Job:
Go through the data below and change each "screenshot" to "screen capture". Keep every other line and word the same.
** Start of Input data **
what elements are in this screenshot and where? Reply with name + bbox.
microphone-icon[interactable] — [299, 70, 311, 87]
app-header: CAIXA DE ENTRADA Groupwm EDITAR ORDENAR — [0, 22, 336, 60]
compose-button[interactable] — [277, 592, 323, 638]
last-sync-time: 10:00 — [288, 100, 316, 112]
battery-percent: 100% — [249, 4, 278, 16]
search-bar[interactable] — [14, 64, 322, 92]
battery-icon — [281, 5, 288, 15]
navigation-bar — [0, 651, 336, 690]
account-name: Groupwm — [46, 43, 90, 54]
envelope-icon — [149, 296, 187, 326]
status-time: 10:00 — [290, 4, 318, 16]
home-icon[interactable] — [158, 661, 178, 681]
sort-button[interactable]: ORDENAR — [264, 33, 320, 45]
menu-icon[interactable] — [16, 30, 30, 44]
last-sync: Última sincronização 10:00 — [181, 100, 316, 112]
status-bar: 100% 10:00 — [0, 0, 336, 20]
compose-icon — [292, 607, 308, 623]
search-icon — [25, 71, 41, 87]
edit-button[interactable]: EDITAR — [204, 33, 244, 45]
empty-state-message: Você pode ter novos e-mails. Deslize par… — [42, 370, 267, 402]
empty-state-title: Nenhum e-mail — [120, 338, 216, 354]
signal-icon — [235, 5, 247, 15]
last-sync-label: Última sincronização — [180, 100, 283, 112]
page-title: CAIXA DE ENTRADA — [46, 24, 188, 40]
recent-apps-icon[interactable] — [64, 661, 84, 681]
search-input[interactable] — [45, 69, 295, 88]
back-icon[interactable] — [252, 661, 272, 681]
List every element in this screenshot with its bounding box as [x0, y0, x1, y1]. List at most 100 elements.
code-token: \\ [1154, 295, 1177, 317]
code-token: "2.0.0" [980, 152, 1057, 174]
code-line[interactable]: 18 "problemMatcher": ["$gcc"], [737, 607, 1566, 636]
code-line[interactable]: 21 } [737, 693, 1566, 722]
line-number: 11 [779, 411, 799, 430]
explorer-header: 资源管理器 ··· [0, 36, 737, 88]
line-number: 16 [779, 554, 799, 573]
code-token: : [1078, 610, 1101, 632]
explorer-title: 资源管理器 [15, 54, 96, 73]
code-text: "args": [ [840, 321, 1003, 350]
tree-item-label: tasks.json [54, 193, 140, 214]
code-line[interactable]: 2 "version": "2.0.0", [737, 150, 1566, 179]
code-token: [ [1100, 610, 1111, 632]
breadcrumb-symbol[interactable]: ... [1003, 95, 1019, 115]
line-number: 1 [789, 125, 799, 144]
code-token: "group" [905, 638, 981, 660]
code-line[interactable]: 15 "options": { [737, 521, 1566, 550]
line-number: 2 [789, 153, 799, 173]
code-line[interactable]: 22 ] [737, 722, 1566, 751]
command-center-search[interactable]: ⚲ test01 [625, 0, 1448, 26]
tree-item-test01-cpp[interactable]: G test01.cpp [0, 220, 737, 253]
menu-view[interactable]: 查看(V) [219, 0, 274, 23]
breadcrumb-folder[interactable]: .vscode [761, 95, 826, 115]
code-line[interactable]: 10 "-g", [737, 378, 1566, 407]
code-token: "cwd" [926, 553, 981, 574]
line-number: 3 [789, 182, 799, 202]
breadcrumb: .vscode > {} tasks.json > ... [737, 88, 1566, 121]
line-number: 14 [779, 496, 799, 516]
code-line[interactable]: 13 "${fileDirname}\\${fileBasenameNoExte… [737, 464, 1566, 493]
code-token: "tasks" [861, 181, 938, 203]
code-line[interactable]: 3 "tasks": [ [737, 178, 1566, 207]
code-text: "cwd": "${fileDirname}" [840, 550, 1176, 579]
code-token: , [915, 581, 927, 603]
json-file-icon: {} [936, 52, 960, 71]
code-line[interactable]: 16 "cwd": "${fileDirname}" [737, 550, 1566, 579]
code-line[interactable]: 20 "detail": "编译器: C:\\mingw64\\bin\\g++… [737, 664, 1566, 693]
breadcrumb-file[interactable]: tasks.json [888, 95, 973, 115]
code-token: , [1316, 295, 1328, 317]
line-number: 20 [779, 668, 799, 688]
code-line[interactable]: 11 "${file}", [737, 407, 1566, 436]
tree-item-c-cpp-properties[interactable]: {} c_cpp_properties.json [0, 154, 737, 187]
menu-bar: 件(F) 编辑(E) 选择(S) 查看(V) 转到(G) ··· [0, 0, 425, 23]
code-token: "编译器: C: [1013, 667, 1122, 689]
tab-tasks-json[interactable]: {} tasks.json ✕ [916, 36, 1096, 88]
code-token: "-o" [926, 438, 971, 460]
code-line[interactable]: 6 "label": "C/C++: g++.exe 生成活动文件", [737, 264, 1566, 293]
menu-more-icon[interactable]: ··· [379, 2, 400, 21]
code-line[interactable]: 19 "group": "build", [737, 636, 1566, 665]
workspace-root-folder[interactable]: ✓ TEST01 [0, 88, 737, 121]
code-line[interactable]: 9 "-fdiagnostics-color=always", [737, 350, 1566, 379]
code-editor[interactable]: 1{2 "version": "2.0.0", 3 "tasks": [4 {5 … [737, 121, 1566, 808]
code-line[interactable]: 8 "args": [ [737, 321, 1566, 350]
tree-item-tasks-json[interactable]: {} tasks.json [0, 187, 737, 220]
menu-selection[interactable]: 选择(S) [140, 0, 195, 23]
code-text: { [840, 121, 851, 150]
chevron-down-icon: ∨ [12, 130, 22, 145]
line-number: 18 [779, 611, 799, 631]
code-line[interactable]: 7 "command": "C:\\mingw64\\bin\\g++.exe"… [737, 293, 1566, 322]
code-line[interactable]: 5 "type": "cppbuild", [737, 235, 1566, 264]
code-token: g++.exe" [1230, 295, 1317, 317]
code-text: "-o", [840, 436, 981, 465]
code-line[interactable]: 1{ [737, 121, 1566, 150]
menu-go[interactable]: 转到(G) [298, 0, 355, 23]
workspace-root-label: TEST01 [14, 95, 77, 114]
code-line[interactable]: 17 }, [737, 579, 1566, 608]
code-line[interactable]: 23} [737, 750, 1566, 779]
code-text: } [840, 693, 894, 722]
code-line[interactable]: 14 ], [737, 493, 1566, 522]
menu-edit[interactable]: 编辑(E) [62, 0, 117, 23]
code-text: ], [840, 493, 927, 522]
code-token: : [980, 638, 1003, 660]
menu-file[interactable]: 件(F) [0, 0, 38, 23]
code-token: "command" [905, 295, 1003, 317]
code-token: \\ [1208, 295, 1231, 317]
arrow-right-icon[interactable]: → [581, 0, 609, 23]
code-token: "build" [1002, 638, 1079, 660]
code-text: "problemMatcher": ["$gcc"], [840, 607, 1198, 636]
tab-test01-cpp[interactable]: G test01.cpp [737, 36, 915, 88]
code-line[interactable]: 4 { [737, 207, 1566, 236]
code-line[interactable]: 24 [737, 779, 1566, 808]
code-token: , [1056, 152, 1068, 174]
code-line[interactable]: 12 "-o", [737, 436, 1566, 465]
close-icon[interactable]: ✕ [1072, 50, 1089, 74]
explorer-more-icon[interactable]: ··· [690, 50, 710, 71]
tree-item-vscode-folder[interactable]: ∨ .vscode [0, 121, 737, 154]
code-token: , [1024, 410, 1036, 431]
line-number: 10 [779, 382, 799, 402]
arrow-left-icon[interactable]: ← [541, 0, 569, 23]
** End of Input data **
Response for this exercise:
what elements are in this screen capture and where? Reply with name + bbox.
microphone-icon[interactable] — [299, 70, 311, 87]
app-header: CAIXA DE ENTRADA Groupwm EDITAR ORDENAR — [0, 22, 336, 60]
compose-button[interactable] — [277, 592, 323, 638]
last-sync-time: 10:00 — [288, 100, 316, 112]
battery-percent: 100% — [249, 4, 278, 16]
search-bar[interactable] — [14, 64, 322, 92]
battery-icon — [281, 5, 288, 15]
navigation-bar — [0, 651, 336, 690]
account-name: Groupwm — [46, 43, 90, 54]
envelope-icon — [149, 296, 187, 326]
status-time: 10:00 — [290, 4, 318, 16]
home-icon[interactable] — [158, 661, 178, 681]
sort-button[interactable]: ORDENAR — [264, 33, 320, 45]
menu-icon[interactable] — [16, 30, 30, 44]
last-sync: Última sincronização 10:00 — [181, 100, 316, 112]
status-bar: 100% 10:00 — [0, 0, 336, 20]
compose-icon — [292, 607, 308, 623]
search-icon — [25, 71, 41, 87]
edit-button[interactable]: EDITAR — [204, 33, 244, 45]
empty-state-message: Você pode ter novos e-mails. Deslize par… — [42, 370, 267, 402]
empty-state-title: Nenhum e-mail — [120, 338, 216, 354]
signal-icon — [235, 5, 247, 15]
last-sync-label: Última sincronização — [180, 100, 283, 112]
page-title: CAIXA DE ENTRADA — [46, 24, 188, 40]
recent-apps-icon[interactable] — [64, 661, 84, 681]
search-input[interactable] — [45, 69, 295, 88]
back-icon[interactable] — [252, 661, 272, 681]
List every element in this screen capture with its bounding box as [x0, y0, x1, y1]. List at most 100 elements.
code-token: \\ [1154, 295, 1177, 317]
code-token: "2.0.0" [980, 152, 1057, 174]
code-line[interactable]: 18 "problemMatcher": ["$gcc"], [737, 607, 1566, 636]
code-line[interactable]: 21 } [737, 693, 1566, 722]
line-number: 11 [779, 411, 799, 430]
explorer-header: 资源管理器 ··· [0, 36, 737, 88]
line-number: 16 [779, 554, 799, 573]
code-token: : [1078, 610, 1101, 632]
explorer-title: 资源管理器 [15, 54, 96, 73]
code-text: "args": [ [840, 321, 1003, 350]
tree-item-label: tasks.json [54, 193, 140, 214]
code-line[interactable]: 2 "version": "2.0.0", [737, 150, 1566, 179]
code-token: [ [1100, 610, 1111, 632]
breadcrumb-symbol[interactable]: ... [1003, 95, 1019, 115]
line-number: 1 [789, 125, 799, 144]
code-token: "group" [905, 638, 981, 660]
code-line[interactable]: 15 "options": { [737, 521, 1566, 550]
line-number: 2 [789, 153, 799, 173]
code-line[interactable]: 22 ] [737, 722, 1566, 751]
command-center-search[interactable]: ⚲ test01 [625, 0, 1448, 26]
tree-item-test01-cpp[interactable]: G test01.cpp [0, 220, 737, 253]
menu-view[interactable]: 查看(V) [219, 0, 274, 23]
breadcrumb-folder[interactable]: .vscode [761, 95, 826, 115]
code-line[interactable]: 10 "-g", [737, 378, 1566, 407]
code-token: "cwd" [926, 553, 981, 574]
line-number: 3 [789, 182, 799, 202]
breadcrumb: .vscode > {} tasks.json > ... [737, 88, 1566, 121]
line-number: 14 [779, 496, 799, 516]
code-line[interactable]: 13 "${fileDirname}\\${fileBasenameNoExte… [737, 464, 1566, 493]
code-token: "tasks" [861, 181, 938, 203]
code-line[interactable]: 3 "tasks": [ [737, 178, 1566, 207]
code-text: "cwd": "${fileDirname}" [840, 550, 1176, 579]
code-token: , [915, 581, 927, 603]
json-file-icon: {} [936, 52, 960, 71]
code-line[interactable]: 16 "cwd": "${fileDirname}" [737, 550, 1566, 579]
code-line[interactable]: 20 "detail": "编译器: C:\\mingw64\\bin\\g++… [737, 664, 1566, 693]
breadcrumb-file[interactable]: tasks.json [888, 95, 973, 115]
code-token: , [1316, 295, 1328, 317]
line-number: 20 [779, 668, 799, 688]
code-line[interactable]: 11 "${file}", [737, 407, 1566, 436]
tree-item-c-cpp-properties[interactable]: {} c_cpp_properties.json [0, 154, 737, 187]
menu-bar: 件(F) 编辑(E) 选择(S) 查看(V) 转到(G) ··· [0, 0, 425, 23]
code-token: "编译器: C: [1013, 667, 1122, 689]
tab-tasks-json[interactable]: {} tasks.json ✕ [916, 36, 1096, 88]
code-token: "-o" [926, 438, 971, 460]
code-line[interactable]: 6 "label": "C/C++: g++.exe 生成活动文件", [737, 264, 1566, 293]
menu-more-icon[interactable]: ··· [379, 2, 400, 21]
code-line[interactable]: 19 "group": "build", [737, 636, 1566, 665]
workspace-root-folder[interactable]: ✓ TEST01 [0, 88, 737, 121]
code-line[interactable]: 9 "-fdiagnostics-color=always", [737, 350, 1566, 379]
code-editor[interactable]: 1{2 "version": "2.0.0", 3 "tasks": [4 {5 … [737, 121, 1566, 808]
code-line[interactable]: 8 "args": [ [737, 321, 1566, 350]
tree-item-tasks-json[interactable]: {} tasks.json [0, 187, 737, 220]
menu-selection[interactable]: 选择(S) [140, 0, 195, 23]
code-text: { [840, 121, 851, 150]
chevron-down-icon: ∨ [12, 130, 22, 145]
line-number: 18 [779, 611, 799, 631]
code-line[interactable]: 7 "command": "C:\\mingw64\\bin\\g++.exe"… [737, 293, 1566, 322]
code-line[interactable]: 5 "type": "cppbuild", [737, 235, 1566, 264]
code-token: g++.exe" [1230, 295, 1317, 317]
code-text: "-o", [840, 436, 981, 465]
code-line[interactable]: 1{ [737, 121, 1566, 150]
menu-go[interactable]: 转到(G) [298, 0, 355, 23]
workspace-root-label: TEST01 [14, 95, 77, 114]
code-line[interactable]: 17 }, [737, 579, 1566, 608]
code-line[interactable]: 23} [737, 750, 1566, 779]
code-text: } [840, 693, 894, 722]
code-line[interactable]: 14 ], [737, 493, 1566, 522]
menu-edit[interactable]: 编辑(E) [62, 0, 117, 23]
code-text: ], [840, 493, 927, 522]
code-token: : [980, 638, 1003, 660]
menu-file[interactable]: 件(F) [0, 0, 38, 23]
code-token: "command" [905, 295, 1003, 317]
code-token: \\ [1208, 295, 1231, 317]
arrow-right-icon[interactable]: → [581, 0, 609, 23]
code-token: "build" [1002, 638, 1079, 660]
code-text: "problemMatcher": ["$gcc"], [840, 607, 1198, 636]
tab-test01-cpp[interactable]: G test01.cpp [737, 36, 915, 88]
code-line[interactable]: 4 { [737, 207, 1566, 236]
code-line[interactable]: 24 [737, 779, 1566, 808]
code-token: , [1056, 152, 1068, 174]
code-line[interactable]: 12 "-o", [737, 436, 1566, 465]
close-icon[interactable]: ✕ [1072, 50, 1089, 74]
explorer-more-icon[interactable]: ··· [690, 50, 710, 71]
tree-item-vscode-folder[interactable]: ∨ .vscode [0, 121, 737, 154]
code-token: , [1024, 410, 1036, 431]
line-number: 10 [779, 382, 799, 402]
arrow-left-icon[interactable]: ← [541, 0, 569, 23]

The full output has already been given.